DIRECTION ::
Count how many lines mention the word "prüfen". Write that number alone.

[Extracted data entries]
──────────

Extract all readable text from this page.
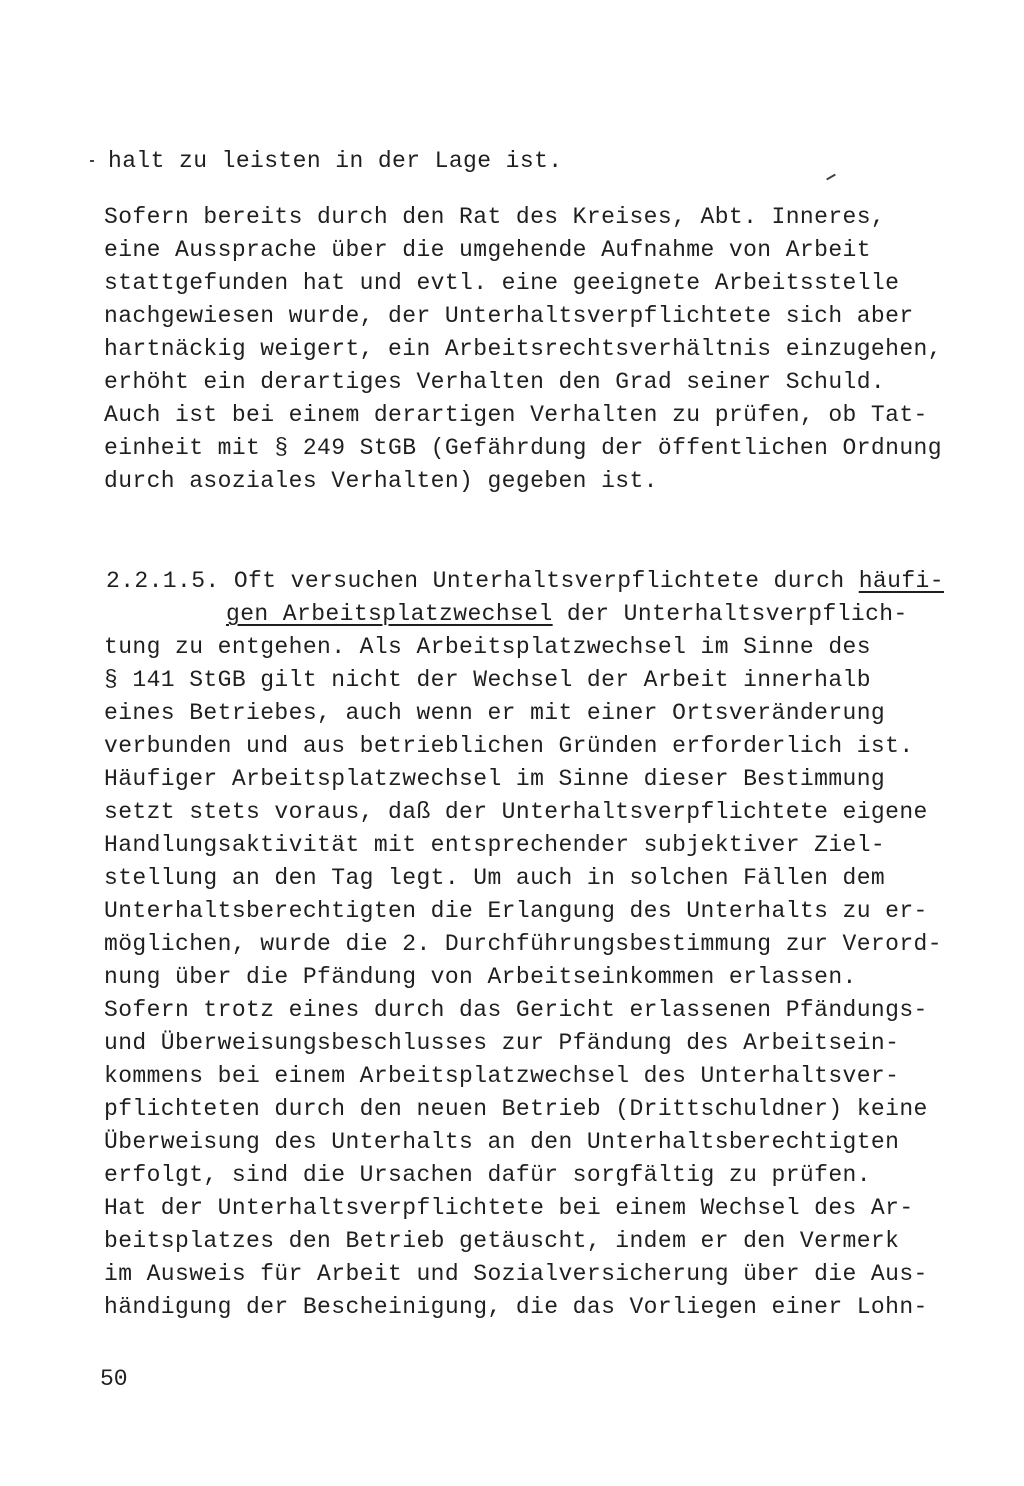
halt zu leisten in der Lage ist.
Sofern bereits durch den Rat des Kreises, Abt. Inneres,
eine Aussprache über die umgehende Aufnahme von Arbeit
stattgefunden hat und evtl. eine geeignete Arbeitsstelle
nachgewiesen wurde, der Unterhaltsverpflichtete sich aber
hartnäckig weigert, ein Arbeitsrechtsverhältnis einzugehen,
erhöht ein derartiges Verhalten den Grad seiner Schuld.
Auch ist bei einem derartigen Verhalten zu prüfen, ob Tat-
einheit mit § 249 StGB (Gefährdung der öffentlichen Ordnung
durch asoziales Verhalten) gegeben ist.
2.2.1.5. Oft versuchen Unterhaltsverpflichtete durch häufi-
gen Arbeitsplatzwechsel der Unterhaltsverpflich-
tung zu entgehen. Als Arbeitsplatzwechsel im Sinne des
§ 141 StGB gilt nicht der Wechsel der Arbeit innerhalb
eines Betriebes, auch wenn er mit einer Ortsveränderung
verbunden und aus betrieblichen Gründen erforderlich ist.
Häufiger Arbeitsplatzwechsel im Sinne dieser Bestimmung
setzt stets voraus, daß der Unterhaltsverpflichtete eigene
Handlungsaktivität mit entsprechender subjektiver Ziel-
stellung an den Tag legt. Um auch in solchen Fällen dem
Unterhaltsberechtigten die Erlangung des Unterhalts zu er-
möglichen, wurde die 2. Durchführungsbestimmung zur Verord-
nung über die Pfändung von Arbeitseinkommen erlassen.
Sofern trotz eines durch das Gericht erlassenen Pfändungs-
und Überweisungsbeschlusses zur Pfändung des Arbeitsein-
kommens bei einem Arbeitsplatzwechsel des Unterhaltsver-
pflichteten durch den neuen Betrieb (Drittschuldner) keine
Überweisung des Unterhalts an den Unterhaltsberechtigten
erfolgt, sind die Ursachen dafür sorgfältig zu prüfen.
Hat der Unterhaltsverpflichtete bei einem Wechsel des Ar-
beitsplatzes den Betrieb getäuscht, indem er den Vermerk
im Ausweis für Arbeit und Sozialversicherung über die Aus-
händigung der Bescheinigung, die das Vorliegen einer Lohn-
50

──────────

TASK RESULT ::
2